Tarea asignada 1 – Transcribe del texto sobre Jesse Fernández el fragmento que empieza con "Jesse A. Fernández" y sigue hasta "en el mercado.".

Jesse A. Fernández colaboró con Guillermo Cabrera Infante en diversas publicaciones, desde Carteles y Life a Lunes de Revolución, como recuerda en su excelente texto para el catálogo el autor de Tres tristes tigres, obra esencial de La Habana nocturna previa a la revolución. Trabajó también para Squire, Pagent, Time, The New York Times, Herald Tribune y Architecture, entre otras publicaciones. En 1980 publica Les momies de Palerme (Editions de Chene, París), y en 1984 el entonces Instituto de Cooperación Iberoamericana edita un extraordinario libro, Retratos, que alguna editorial, institucional o privada, debería volver a situar en el mercado.
Cabrera Infante recuerda en su texto El ojo que no ceja. Visiones de Jesse Fernández cómo le conoció y sus primeros trabajos con él en Nueva York. Conviene advertir que con Cabrera Infante y, sobre todo, con su inseparable Miriam Gómez -aunque no fue así en este caso-, antes o después surge lo extraordinario, lo infrecuente, y más bien antes que después. Estamos en Nueva York, en 1957, y el periodista cinéfilo está realizando algunos reportajes para la revista cubana Carteles en compañía de Jesse Fernández: "Había entrevistado yo y Jesse fotografiado al hoy olvidado Helmut Kautner, entonces en su media hora de fama y cuando caminando por Central Park tuve un ataque incoercible de orina retenida: en dos palabras, me meaba. Iba a buscar un urinario público en el parque cuando Jesse sugirió que era más fácil entrar a un hotel y preguntar por los baños, lavatories o toilets. Estaba preguntando a un recepcionista dispéptico cuando oí los disparos. Fueron dos. Pronto hubo gente corriendo a través del lobby hacia uno de los pasillos y corrimos tras ellos para llegar a la barbería. Allí, tumbado en el suelo, había un hombre evidentemente muerto. La barbería apenas había sido tocada, los asesinos obviamente expertos. Alrededor del cadáver estaban varios barberos, vivos pero muertos de miedo. Durante un momento tuvimos vía libre, la escena despejada, los curiosos del hotel reculando ante la muerte súbita. Jesse tomó fotos a los testigos tardíos y a algunos de los barberos: sabían quién era el muerto. El asesinado era un muerto grande, Albert Anastasia, y estuvimos a punto de presenciar su asesinato: los baños quedaban frente a la barbería. Jesse sólo hacía retratos. (Esto no es exacto, pero suena bien en esta parte del relato)".

Datos de la tarea –
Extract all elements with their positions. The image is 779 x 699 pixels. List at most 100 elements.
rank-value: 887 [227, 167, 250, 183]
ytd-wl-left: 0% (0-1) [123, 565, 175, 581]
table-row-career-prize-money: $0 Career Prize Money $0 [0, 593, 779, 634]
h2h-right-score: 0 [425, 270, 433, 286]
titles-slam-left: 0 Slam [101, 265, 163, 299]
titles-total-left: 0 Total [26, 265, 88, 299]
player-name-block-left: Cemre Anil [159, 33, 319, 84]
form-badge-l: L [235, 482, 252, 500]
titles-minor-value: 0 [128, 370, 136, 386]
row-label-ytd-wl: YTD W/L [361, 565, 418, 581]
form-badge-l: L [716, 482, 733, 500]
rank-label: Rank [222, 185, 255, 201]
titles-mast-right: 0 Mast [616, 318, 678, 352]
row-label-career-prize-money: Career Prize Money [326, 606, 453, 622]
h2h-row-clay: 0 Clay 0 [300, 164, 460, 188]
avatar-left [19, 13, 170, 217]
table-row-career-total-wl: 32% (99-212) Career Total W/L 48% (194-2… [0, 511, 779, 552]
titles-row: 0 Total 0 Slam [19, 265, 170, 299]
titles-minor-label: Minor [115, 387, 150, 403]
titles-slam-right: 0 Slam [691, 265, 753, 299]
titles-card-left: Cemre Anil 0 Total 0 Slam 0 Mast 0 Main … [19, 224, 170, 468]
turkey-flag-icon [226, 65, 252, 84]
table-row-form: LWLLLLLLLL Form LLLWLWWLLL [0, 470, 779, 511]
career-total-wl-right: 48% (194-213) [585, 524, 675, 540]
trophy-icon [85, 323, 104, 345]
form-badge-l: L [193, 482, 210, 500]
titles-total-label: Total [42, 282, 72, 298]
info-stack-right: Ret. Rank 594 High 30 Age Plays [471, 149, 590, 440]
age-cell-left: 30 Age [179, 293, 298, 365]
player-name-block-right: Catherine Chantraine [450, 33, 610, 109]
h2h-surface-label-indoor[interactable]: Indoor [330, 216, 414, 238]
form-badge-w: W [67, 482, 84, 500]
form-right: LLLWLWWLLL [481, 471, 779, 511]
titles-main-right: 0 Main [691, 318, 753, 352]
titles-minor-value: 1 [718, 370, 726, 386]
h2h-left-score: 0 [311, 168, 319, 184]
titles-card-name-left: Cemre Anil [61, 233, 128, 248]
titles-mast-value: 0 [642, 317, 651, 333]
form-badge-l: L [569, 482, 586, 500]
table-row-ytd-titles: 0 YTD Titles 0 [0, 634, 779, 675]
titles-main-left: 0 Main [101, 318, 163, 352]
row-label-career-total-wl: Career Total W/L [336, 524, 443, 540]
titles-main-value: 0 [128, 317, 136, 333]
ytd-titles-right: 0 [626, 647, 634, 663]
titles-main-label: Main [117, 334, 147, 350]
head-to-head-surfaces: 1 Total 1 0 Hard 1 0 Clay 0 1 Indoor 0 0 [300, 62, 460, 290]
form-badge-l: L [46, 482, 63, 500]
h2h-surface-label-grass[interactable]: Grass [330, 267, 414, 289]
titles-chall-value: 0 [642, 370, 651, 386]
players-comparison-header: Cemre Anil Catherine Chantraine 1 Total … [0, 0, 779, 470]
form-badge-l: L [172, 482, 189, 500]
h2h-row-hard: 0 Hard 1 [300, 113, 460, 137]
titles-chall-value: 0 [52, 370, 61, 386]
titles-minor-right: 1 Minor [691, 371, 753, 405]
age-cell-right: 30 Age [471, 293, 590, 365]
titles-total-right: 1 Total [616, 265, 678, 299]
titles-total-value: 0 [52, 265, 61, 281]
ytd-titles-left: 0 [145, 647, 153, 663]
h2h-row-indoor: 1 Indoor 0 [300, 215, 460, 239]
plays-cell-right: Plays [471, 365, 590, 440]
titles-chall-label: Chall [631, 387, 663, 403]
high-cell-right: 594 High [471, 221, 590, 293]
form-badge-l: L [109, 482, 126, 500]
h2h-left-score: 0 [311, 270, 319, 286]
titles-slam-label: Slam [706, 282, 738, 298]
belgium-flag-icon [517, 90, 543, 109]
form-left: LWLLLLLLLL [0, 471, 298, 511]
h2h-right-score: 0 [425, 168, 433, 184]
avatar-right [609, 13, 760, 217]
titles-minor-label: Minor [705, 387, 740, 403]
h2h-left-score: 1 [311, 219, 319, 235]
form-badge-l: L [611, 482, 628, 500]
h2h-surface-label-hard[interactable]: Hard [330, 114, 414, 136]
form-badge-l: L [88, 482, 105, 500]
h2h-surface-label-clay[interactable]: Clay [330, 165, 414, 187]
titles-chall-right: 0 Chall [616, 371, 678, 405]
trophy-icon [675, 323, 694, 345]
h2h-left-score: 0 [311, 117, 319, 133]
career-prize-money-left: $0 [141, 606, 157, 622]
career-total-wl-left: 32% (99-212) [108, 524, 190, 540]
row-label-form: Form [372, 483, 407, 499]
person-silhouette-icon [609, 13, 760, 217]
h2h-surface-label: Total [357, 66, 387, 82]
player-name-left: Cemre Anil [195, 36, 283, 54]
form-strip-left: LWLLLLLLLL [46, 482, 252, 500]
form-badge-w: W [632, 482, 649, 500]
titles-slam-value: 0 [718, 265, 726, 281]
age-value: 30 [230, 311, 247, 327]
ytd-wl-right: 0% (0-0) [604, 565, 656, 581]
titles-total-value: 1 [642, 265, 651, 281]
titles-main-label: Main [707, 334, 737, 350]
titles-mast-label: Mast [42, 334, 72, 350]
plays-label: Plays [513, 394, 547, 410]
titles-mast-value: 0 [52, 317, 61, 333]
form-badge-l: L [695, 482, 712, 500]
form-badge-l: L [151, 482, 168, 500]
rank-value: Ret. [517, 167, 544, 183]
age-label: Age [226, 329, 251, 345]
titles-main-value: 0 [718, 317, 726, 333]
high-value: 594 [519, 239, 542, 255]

Tarea asignada 2 – Muestra cada línea de los registros en la que aparezca la palabra "flag".

Respuesta 1 –
Jesse A. Fernández colaboró con Guillermo Cabrera Infante en diversas publicaciones, desde Carteles y Life a Lunes de Revolución, como recuerda en su excelente texto para el catálogo el autor de Tres tristes tigres, obra esencial de La Habana nocturna previa a la revolución. Trabajó también para Squire, Pagent, Time, The New York Times, Herald Tribune y Architecture, entre otras publicaciones. En 1980 publica Les momies de Palerme (Editions de Chene, París), y en 1984 el entonces Instituto de Cooperación Iberoamericana edita un extraordinario libro, Retratos, que alguna editorial, institucional o privada, debería volver a situar en el mercado.

Respuesta 2 –
turkey-flag-icon [226, 65, 252, 84]
belgium-flag-icon [517, 90, 543, 109]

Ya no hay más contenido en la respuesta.